Task prompt: Only the number is wanted: how many lines contain "water"?

[Dataset listings of figures]
-=-=-=-=-

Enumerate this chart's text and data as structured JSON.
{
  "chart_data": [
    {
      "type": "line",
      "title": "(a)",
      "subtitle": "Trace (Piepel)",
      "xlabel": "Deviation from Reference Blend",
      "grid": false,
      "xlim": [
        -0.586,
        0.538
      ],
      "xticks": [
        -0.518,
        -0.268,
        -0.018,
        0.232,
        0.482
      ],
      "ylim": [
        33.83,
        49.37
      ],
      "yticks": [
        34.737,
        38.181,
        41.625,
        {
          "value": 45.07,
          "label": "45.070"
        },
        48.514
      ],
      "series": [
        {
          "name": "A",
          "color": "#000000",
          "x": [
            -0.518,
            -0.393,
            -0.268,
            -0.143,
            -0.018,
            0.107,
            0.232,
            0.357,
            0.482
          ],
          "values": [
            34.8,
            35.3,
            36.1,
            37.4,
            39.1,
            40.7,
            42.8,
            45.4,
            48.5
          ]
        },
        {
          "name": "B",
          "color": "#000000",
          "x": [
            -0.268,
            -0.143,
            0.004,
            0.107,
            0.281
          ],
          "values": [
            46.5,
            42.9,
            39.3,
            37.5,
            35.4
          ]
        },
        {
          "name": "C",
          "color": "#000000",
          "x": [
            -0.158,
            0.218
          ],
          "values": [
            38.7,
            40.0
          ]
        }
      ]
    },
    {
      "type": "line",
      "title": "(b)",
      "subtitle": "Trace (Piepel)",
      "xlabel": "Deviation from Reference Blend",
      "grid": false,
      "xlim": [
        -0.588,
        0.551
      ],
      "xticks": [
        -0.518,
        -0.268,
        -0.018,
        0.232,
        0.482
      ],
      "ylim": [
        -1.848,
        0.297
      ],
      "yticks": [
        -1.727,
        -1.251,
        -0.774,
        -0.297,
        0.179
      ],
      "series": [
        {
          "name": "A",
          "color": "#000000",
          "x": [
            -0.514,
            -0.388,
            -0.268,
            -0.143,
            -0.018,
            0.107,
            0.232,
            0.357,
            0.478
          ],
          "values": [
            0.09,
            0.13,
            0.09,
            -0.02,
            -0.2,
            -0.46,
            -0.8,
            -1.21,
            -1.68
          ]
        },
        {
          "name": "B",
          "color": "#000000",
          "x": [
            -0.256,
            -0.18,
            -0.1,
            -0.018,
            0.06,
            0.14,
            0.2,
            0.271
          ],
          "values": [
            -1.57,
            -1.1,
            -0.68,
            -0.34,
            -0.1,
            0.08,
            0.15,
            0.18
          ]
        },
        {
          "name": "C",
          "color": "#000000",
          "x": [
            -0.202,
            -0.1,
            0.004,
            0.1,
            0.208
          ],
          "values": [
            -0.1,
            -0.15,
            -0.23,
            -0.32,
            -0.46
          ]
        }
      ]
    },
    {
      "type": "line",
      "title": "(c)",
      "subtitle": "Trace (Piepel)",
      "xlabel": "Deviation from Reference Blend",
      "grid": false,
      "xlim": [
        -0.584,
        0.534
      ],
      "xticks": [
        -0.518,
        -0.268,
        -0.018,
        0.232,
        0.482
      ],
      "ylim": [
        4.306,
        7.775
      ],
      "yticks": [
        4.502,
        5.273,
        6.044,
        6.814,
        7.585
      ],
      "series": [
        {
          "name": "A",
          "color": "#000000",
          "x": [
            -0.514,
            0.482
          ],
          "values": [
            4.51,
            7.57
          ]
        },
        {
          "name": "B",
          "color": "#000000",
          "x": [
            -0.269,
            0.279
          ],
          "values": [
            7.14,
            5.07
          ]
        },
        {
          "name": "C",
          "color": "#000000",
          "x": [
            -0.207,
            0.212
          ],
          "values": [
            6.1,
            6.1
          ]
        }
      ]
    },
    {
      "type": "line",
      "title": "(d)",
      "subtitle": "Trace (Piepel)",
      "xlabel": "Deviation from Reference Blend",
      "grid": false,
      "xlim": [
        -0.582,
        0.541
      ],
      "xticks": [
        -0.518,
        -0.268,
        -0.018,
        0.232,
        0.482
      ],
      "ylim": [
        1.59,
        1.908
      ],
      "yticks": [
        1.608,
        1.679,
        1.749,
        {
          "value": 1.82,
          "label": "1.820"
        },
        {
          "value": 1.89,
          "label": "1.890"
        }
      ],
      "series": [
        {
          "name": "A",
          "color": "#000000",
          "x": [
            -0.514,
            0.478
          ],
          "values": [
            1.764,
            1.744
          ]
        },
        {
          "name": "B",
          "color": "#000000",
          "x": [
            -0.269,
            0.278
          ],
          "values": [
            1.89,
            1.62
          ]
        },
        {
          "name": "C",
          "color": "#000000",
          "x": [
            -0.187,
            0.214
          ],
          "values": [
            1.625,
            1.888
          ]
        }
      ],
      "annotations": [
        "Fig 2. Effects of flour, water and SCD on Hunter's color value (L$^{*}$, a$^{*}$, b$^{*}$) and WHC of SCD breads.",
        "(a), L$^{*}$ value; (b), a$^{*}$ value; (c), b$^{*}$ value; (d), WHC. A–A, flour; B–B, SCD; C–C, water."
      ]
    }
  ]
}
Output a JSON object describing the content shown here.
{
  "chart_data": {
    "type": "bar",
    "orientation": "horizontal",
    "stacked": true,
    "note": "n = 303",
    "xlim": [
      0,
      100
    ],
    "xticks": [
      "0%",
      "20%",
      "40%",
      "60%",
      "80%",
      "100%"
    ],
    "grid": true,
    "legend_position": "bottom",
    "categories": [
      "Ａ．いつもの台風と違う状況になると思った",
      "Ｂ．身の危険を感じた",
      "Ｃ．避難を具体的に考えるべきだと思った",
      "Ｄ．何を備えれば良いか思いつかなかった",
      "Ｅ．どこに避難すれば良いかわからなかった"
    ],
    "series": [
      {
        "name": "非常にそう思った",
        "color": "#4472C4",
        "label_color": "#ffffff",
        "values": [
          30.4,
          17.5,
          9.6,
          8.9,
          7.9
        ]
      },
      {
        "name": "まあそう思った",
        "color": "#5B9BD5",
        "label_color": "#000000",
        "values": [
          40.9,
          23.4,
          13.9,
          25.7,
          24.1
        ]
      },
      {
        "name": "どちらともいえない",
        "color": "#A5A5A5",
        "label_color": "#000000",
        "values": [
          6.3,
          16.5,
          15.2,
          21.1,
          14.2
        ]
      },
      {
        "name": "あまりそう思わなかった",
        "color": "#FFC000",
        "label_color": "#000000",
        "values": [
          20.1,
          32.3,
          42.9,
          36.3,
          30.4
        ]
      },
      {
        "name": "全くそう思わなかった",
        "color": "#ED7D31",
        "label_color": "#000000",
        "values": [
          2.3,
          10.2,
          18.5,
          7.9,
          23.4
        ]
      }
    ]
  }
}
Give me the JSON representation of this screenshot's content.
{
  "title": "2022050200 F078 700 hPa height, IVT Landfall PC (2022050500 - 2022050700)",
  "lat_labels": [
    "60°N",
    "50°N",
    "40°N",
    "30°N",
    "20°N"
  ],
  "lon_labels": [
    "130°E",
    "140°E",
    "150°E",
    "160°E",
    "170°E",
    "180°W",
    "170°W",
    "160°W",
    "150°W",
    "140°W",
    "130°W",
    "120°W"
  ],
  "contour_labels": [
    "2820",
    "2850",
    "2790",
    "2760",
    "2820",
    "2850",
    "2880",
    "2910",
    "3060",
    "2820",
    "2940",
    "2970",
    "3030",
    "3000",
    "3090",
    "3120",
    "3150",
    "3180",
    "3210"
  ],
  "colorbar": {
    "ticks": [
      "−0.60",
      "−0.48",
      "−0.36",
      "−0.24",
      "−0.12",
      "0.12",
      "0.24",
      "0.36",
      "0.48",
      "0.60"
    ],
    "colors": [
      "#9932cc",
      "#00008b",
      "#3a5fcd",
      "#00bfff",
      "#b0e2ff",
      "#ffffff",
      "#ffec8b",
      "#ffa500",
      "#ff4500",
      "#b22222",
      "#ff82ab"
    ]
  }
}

-=-=-=-=-

The solution: 2